== Record list ==

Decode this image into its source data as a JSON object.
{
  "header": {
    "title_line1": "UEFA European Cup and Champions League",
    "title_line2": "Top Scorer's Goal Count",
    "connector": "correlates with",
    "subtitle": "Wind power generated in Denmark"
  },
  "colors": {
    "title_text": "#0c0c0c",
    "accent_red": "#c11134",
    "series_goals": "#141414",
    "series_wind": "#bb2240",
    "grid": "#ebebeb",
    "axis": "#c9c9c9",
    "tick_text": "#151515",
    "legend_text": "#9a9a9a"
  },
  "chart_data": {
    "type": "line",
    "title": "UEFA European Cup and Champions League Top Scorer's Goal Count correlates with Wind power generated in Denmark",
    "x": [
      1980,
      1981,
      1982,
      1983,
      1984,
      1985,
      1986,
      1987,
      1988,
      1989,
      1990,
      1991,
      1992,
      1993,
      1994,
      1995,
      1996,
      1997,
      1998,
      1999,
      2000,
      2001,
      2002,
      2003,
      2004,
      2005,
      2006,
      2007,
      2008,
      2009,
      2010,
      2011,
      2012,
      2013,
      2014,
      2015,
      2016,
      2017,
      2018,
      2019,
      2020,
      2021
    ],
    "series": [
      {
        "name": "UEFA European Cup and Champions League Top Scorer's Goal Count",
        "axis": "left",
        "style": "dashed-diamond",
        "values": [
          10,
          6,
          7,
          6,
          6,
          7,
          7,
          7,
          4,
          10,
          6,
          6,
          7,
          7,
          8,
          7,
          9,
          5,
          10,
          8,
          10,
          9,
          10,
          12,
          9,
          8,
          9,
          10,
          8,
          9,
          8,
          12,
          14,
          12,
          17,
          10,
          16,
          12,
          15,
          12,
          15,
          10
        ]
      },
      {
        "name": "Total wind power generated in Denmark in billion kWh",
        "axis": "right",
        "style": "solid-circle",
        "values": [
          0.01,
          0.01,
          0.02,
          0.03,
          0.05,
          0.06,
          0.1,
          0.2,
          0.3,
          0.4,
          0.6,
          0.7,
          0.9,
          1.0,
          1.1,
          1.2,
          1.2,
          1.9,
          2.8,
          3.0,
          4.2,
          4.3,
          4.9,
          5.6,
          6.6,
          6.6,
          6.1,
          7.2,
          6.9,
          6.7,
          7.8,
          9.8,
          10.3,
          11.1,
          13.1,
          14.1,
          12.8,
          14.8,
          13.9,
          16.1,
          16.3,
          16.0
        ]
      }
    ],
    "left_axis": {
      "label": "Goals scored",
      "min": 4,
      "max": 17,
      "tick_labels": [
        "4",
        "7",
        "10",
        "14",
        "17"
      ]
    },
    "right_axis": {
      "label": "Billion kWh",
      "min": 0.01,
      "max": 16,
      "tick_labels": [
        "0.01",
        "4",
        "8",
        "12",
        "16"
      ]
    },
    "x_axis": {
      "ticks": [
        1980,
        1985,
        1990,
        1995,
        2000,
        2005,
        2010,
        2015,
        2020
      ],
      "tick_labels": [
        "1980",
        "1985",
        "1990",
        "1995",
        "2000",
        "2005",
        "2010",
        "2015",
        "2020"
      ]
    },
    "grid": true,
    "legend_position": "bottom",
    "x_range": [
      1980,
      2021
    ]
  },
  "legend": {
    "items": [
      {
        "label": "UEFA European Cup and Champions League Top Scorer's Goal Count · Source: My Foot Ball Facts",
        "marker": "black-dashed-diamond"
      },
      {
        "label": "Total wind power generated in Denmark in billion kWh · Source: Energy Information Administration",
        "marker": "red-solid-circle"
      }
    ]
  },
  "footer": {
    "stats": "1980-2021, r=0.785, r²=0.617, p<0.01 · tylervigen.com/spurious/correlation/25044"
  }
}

===

What is required
For the data above, state only how many lines include the word "power".

Result for this exercise
4